STORED RECORDS:
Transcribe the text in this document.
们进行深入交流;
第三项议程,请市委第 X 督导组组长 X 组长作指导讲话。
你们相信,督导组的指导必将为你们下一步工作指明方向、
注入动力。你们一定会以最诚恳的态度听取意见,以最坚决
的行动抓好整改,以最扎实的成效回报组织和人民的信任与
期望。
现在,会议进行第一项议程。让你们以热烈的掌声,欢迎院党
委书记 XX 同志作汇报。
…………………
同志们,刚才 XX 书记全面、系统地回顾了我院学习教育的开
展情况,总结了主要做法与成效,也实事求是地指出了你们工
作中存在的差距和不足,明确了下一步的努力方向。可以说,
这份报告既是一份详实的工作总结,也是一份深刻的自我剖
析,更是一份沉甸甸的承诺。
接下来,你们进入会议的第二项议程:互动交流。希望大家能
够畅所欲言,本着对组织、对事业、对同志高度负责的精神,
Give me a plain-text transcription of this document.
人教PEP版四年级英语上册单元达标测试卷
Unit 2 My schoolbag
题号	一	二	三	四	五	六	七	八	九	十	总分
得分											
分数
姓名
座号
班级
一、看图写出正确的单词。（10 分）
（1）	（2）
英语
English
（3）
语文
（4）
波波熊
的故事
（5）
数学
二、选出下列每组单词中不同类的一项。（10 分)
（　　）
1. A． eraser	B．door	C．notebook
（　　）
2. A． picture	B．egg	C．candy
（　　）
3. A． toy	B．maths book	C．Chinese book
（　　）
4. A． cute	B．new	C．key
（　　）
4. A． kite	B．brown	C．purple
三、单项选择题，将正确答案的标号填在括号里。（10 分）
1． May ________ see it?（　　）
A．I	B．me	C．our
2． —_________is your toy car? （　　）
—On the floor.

STATED EXERCISE: Locate all lines in the listing above with the word "text". Copy them.

RESULT FOR THIS TASK:
Transcribe the text in this document.
Give me a plain-text transcription of this document.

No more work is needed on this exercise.